TASK OBJECTIVE:
Emit a verbatim copy of the lines running from the line with "Transcribe this image's" through the end of the material below.

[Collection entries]
◇ ◇ ◇ ◇ ◇ ◇ ◇

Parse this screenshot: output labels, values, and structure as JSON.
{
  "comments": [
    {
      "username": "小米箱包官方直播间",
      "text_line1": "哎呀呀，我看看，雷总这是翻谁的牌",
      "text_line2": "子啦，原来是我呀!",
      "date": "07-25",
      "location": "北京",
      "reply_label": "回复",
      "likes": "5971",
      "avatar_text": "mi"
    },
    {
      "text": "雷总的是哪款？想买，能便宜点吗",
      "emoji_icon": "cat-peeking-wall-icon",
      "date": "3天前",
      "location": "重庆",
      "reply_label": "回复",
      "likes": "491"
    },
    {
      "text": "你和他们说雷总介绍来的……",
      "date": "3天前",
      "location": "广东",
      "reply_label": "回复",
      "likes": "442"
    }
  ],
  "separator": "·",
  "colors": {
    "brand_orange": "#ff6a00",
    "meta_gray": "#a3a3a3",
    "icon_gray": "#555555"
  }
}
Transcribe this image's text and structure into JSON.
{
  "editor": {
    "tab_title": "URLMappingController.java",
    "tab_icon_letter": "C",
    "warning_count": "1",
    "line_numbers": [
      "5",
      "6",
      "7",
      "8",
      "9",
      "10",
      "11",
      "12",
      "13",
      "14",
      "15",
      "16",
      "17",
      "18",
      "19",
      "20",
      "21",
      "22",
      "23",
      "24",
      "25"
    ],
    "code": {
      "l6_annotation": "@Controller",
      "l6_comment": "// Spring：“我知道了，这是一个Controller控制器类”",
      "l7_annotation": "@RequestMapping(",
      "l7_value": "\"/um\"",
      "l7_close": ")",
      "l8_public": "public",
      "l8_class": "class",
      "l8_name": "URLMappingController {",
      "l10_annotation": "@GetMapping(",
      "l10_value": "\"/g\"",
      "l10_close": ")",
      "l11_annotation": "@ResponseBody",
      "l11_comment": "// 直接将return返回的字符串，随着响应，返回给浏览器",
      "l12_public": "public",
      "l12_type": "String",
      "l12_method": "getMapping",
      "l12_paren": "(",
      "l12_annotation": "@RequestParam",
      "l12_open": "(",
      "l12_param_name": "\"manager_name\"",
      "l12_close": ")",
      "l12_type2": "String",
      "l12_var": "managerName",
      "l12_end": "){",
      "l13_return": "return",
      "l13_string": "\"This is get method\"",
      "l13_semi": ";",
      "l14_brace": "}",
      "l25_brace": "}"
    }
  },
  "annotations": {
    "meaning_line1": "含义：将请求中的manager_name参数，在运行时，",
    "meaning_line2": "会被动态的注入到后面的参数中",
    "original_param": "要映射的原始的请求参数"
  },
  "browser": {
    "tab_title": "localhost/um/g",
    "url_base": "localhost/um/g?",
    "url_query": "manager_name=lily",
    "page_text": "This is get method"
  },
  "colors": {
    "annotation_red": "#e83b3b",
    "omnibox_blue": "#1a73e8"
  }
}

◇ ◇ ◇ ◇ ◇ ◇ ◇

ANSWER TO THE TASK:
Transcribe this image's text and structure into JSON.
{
  "editor": {
    "tab_title": "URLMappingController.java",
    "tab_icon_letter": "C",
    "warning_count": "1",
    "line_numbers": [
      "5",
      "6",
      "7",
      "8",
      "9",
      "10",
      "11",
      "12",
      "13",
      "14",
      "15",
      "16",
      "17",
      "18",
      "19",
      "20",
      "21",
      "22",
      "23",
      "24",
      "25"
    ],
    "code": {
      "l6_annotation": "@Controller",
      "l6_comment": "// Spring：“我知道了，这是一个Controller控制器类”",
      "l7_annotation": "@RequestMapping(",
      "l7_value": "\"/um\"",
      "l7_close": ")",
      "l8_public": "public",
      "l8_class": "class",
      "l8_name": "URLMappingController {",
      "l10_annotation": "@GetMapping(",
      "l10_value": "\"/g\"",
      "l10_close": ")",
      "l11_annotation": "@ResponseBody",
      "l11_comment": "// 直接将return返回的字符串，随着响应，返回给浏览器",
      "l12_public": "public",
      "l12_type": "String",
      "l12_method": "getMapping",
      "l12_paren": "(",
      "l12_annotation": "@RequestParam",
      "l12_open": "(",
      "l12_param_name": "\"manager_name\"",
      "l12_close": ")",
      "l12_type2": "String",
      "l12_var": "managerName",
      "l12_end": "){",
      "l13_return": "return",
      "l13_string": "\"This is get method\"",
      "l13_semi": ";",
      "l14_brace": "}",
      "l25_brace": "}"
    }
  },
  "annotations": {
    "meaning_line1": "含义：将请求中的manager_name参数，在运行时，",
    "meaning_line2": "会被动态的注入到后面的参数中",
    "original_param": "要映射的原始的请求参数"
  },
  "browser": {
    "tab_title": "localhost/um/g",
    "url_base": "localhost/um/g?",
    "url_query": "manager_name=lily",
    "page_text": "This is get method"
  },
  "colors": {
    "annotation_red": "#e83b3b",
    "omnibox_blue": "#1a73e8"
  }
}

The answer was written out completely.